_WHAT TO WORK ON_:
Below are some records; work out how many of their lines contain "total" and give the number only.

─── DATA LISTING

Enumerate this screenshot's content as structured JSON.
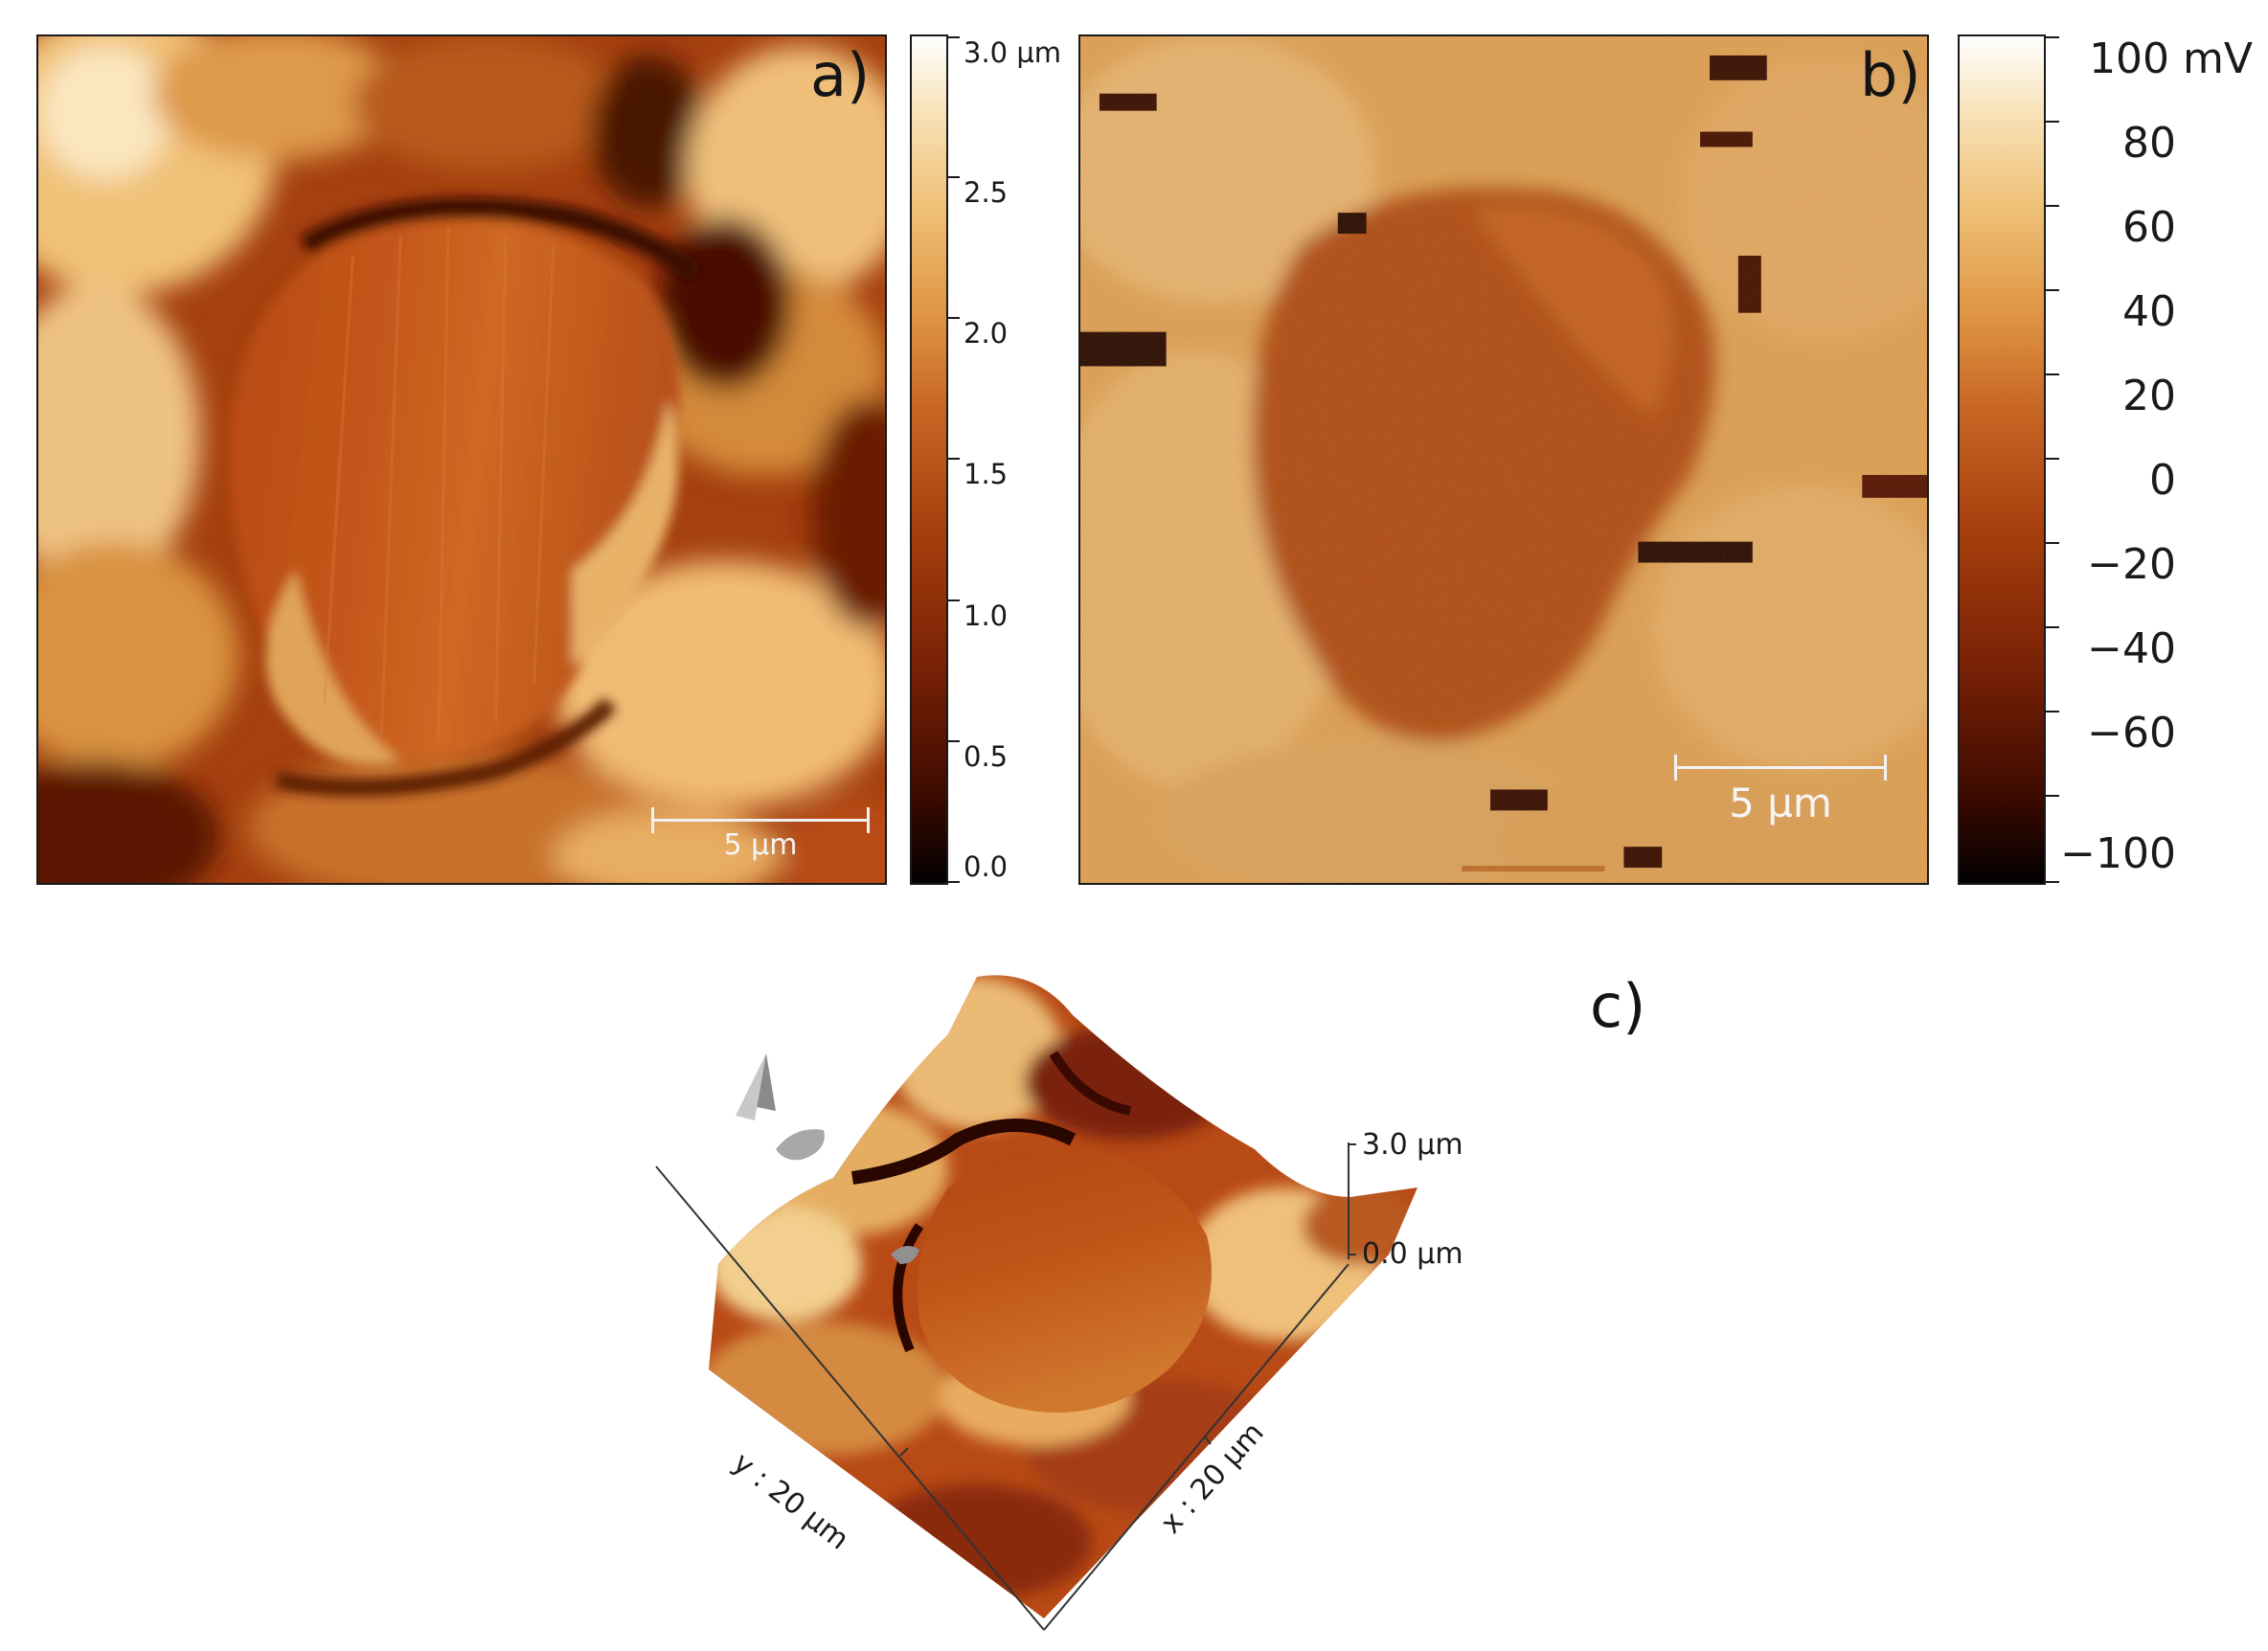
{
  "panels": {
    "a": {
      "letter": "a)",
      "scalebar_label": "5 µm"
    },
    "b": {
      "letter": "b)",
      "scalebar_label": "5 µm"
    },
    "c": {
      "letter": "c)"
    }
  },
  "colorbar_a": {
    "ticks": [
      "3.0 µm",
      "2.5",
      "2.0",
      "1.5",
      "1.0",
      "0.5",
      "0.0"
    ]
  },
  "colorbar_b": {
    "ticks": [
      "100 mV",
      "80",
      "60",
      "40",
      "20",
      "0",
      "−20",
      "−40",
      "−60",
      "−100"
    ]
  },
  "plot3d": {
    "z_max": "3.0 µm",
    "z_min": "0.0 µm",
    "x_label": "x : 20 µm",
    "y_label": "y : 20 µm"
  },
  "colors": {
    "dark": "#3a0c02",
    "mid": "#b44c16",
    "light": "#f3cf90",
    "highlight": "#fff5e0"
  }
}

──────
─── DATA LISTING

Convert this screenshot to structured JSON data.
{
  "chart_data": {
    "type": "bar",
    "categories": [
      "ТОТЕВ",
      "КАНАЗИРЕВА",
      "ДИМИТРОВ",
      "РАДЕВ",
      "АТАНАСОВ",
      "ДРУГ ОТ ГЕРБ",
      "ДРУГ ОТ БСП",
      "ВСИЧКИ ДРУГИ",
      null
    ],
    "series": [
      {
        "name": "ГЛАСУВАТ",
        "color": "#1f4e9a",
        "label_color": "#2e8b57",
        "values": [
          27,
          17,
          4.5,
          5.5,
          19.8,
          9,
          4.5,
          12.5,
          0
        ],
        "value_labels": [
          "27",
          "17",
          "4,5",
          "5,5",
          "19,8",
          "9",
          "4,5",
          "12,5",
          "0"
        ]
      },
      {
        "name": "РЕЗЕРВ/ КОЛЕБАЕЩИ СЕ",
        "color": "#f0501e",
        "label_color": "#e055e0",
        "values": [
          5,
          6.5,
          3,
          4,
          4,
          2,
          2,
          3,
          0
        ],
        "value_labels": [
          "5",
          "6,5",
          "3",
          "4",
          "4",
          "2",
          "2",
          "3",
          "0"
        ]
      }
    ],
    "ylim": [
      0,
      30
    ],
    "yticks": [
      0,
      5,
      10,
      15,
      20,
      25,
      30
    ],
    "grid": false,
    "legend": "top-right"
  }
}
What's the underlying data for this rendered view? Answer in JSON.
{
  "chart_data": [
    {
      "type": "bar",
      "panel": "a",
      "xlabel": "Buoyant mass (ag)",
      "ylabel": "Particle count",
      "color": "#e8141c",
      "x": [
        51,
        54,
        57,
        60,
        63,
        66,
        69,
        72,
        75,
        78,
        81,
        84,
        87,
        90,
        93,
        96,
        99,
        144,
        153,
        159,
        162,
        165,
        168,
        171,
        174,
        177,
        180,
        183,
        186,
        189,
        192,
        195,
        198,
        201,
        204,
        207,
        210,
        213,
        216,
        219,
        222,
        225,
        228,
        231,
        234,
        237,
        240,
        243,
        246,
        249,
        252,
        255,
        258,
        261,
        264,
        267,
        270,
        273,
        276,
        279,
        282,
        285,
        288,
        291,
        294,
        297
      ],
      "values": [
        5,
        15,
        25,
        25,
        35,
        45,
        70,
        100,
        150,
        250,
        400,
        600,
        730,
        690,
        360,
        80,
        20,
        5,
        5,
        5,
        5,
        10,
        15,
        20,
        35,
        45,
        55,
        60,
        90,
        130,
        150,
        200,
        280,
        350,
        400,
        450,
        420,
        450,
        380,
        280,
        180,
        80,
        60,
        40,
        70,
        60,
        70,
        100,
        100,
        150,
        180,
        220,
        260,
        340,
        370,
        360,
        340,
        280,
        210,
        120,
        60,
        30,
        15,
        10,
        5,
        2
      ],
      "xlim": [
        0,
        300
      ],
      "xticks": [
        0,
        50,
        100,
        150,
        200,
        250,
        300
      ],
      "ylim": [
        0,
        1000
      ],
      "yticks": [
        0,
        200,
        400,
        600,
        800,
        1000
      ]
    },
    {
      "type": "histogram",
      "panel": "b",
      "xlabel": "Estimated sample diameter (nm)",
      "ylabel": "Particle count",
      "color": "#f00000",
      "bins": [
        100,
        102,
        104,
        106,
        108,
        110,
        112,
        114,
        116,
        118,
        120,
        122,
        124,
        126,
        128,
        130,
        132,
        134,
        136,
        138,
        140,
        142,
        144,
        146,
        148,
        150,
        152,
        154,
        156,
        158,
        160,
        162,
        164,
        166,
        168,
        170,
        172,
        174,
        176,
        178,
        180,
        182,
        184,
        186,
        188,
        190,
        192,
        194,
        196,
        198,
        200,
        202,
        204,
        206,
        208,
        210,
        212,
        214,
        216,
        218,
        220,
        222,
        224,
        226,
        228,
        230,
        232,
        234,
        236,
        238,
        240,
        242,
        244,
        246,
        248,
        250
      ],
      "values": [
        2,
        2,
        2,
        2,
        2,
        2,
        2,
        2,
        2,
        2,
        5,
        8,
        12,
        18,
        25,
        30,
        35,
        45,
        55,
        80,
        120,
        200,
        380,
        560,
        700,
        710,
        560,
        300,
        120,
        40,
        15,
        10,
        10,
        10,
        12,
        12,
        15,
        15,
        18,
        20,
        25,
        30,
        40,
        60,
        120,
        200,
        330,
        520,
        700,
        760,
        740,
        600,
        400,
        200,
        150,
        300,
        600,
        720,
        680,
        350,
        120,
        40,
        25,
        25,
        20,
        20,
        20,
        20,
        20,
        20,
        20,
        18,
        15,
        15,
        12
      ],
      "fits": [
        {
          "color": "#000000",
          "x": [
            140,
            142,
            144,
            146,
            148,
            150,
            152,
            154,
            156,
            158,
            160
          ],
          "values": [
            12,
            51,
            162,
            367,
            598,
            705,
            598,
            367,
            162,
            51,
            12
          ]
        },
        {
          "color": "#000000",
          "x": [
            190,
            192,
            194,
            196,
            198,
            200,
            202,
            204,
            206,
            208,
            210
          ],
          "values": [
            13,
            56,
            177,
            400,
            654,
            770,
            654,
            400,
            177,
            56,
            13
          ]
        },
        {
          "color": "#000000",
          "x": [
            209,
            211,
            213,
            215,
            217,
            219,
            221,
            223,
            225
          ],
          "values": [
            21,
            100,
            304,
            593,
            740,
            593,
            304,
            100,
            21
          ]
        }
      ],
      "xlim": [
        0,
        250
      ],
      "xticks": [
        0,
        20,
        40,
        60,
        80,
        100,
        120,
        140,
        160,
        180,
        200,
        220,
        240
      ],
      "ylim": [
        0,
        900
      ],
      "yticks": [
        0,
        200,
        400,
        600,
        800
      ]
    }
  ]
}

──────
─── DATA LISTING

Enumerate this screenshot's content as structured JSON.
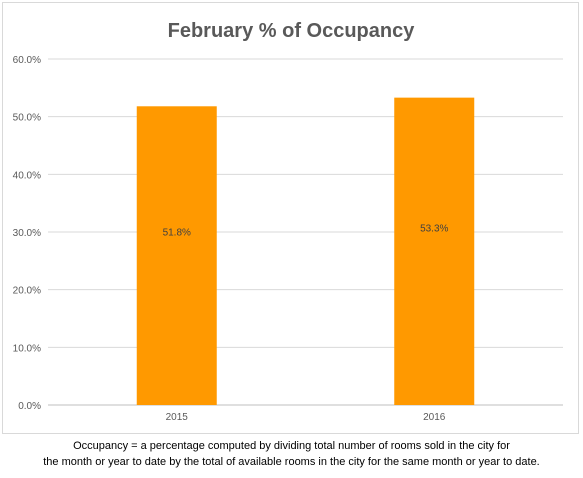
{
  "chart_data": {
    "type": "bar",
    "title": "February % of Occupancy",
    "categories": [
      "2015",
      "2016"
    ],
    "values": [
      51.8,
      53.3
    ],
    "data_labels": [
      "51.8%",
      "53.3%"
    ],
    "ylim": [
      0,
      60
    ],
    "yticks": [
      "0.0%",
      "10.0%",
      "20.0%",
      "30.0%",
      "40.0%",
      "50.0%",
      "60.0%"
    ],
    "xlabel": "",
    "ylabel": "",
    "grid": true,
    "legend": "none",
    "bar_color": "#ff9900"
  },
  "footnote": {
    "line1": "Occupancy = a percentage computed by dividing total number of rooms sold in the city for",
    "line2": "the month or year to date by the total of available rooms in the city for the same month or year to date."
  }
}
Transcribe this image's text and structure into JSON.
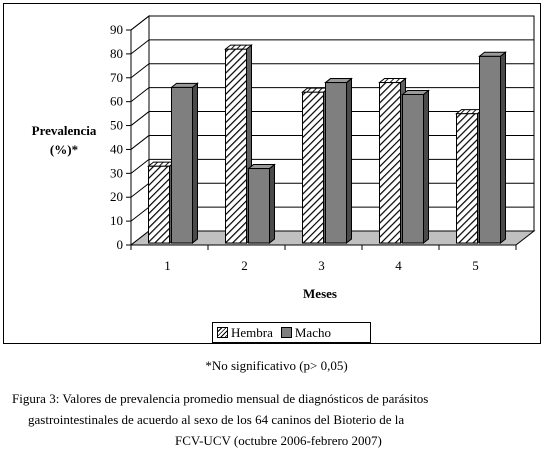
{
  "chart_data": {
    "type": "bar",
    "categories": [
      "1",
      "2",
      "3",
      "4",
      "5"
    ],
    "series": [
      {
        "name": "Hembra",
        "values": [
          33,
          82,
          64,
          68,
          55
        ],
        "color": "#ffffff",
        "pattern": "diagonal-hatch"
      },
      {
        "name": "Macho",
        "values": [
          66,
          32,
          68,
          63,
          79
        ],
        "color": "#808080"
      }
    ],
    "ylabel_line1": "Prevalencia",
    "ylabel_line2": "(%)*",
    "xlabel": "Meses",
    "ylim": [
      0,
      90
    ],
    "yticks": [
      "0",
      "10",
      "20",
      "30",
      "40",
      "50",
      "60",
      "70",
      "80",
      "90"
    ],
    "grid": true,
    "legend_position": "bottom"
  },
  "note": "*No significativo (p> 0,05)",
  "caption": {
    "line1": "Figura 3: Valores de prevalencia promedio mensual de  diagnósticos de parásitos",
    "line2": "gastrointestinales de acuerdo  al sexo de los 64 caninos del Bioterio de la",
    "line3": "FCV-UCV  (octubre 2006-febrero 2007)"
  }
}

──────

_SOLUTION_:
2